SHORT TASK - Copy out each line containing "Rodando" from the entries below.
══ EXCERPTED RECORDS ══
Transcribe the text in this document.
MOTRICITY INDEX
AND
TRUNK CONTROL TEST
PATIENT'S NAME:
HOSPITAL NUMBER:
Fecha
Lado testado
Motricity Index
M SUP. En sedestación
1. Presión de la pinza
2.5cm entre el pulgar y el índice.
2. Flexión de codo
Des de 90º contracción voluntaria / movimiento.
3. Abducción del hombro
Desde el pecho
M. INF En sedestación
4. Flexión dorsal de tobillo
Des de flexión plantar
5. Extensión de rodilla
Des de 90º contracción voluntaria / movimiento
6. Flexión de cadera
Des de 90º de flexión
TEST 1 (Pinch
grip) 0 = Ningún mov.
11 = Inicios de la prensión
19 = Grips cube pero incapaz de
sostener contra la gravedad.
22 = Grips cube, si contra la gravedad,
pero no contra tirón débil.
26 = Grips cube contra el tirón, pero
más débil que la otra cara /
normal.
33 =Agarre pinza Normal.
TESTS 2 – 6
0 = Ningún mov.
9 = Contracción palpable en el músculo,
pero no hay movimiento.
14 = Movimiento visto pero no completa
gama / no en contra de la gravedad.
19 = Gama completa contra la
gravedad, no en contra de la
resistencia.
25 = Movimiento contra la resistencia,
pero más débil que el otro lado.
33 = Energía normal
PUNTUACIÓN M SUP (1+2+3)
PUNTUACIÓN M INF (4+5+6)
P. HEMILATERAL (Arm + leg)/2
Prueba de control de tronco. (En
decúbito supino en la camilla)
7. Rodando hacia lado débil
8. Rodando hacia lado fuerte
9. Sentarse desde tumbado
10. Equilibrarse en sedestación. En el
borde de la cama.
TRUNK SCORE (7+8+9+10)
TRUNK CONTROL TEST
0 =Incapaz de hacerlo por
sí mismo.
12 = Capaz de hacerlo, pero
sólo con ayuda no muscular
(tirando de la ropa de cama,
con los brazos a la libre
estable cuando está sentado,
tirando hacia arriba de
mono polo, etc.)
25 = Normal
═══
══ EXCERPTED RECORDS ══
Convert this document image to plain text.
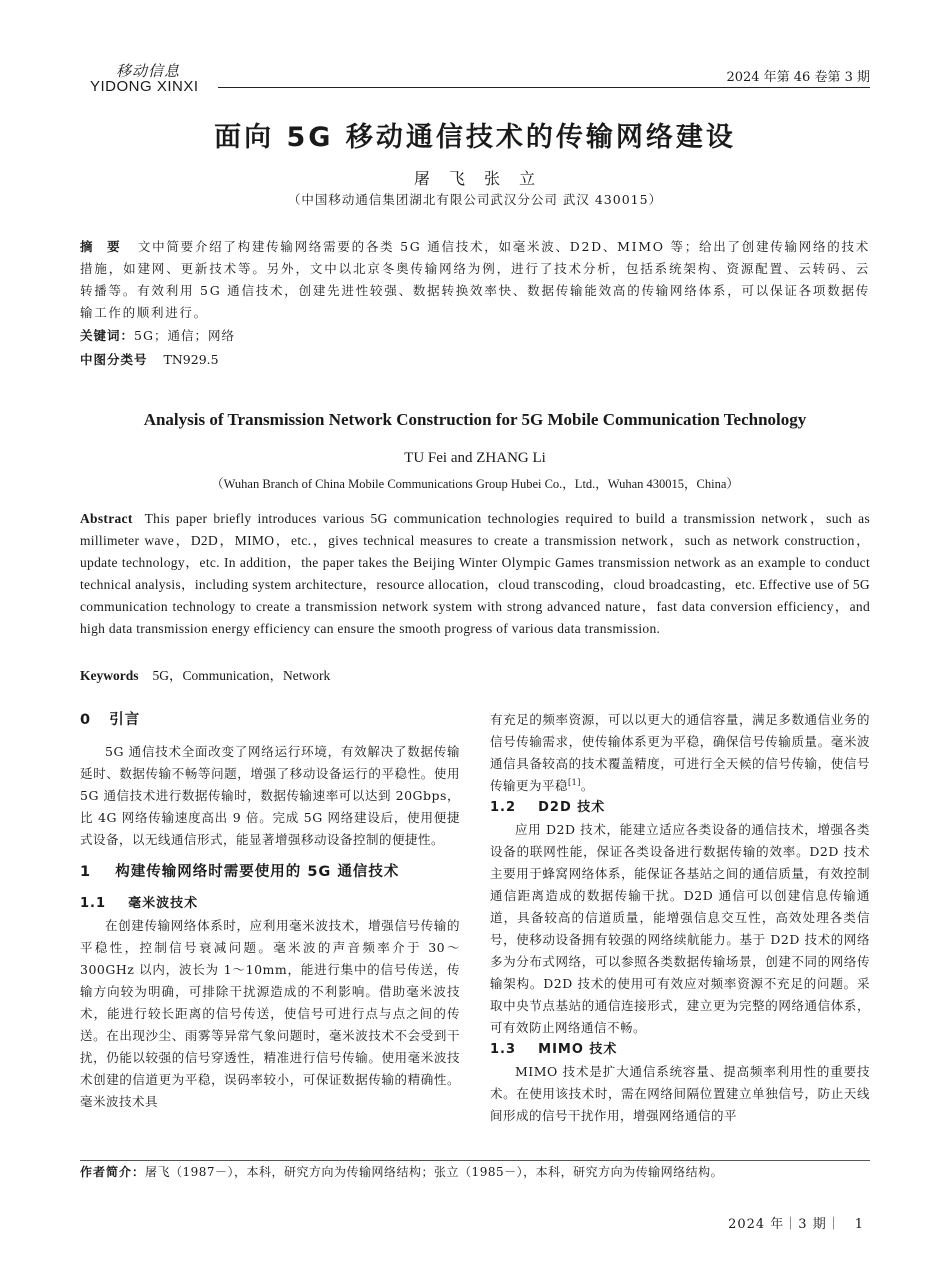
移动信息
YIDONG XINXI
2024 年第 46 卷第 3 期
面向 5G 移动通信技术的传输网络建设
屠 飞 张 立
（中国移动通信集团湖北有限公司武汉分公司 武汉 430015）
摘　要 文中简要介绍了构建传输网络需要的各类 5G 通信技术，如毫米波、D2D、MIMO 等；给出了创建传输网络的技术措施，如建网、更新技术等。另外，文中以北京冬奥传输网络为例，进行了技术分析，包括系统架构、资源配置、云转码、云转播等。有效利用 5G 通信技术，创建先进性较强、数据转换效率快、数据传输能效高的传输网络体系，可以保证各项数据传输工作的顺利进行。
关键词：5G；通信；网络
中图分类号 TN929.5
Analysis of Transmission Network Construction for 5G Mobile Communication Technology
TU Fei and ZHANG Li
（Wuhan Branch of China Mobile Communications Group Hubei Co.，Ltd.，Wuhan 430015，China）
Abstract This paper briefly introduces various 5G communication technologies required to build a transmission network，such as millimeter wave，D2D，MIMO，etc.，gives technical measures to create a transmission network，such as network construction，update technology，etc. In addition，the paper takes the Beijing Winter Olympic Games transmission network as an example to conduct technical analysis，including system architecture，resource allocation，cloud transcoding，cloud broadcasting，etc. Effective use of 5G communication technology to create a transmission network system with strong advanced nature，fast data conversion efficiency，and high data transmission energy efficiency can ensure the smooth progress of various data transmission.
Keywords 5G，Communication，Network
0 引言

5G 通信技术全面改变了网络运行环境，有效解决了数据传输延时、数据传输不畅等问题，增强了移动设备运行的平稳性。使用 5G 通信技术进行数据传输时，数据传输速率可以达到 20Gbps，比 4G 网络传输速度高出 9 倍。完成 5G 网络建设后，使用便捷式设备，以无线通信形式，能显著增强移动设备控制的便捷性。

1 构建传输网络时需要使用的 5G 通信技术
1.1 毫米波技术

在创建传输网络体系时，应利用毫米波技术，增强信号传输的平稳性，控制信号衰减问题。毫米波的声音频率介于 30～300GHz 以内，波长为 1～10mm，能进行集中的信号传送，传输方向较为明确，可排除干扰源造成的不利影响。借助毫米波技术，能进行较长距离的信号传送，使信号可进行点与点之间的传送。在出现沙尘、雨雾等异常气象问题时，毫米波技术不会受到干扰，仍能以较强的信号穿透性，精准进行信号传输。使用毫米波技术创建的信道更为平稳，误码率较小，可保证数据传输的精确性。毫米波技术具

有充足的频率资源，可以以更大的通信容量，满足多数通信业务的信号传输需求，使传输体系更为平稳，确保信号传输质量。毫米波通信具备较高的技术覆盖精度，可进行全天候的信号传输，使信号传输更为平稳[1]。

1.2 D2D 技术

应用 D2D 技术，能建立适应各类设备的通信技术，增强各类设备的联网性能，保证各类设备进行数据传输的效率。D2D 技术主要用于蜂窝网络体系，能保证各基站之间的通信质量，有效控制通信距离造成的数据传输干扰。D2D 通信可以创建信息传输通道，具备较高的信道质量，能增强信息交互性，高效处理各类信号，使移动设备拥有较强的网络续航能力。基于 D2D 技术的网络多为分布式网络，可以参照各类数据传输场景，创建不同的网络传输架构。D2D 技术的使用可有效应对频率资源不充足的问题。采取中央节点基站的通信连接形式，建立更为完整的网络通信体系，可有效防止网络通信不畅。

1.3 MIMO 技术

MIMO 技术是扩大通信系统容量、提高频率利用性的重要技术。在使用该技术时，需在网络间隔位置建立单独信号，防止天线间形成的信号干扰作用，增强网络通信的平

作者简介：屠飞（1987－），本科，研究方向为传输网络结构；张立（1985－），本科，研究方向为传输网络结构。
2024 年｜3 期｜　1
═══
TASK RESPONSE -
7. Rodando hacia lado débil
8. Rodando hacia lado fuerte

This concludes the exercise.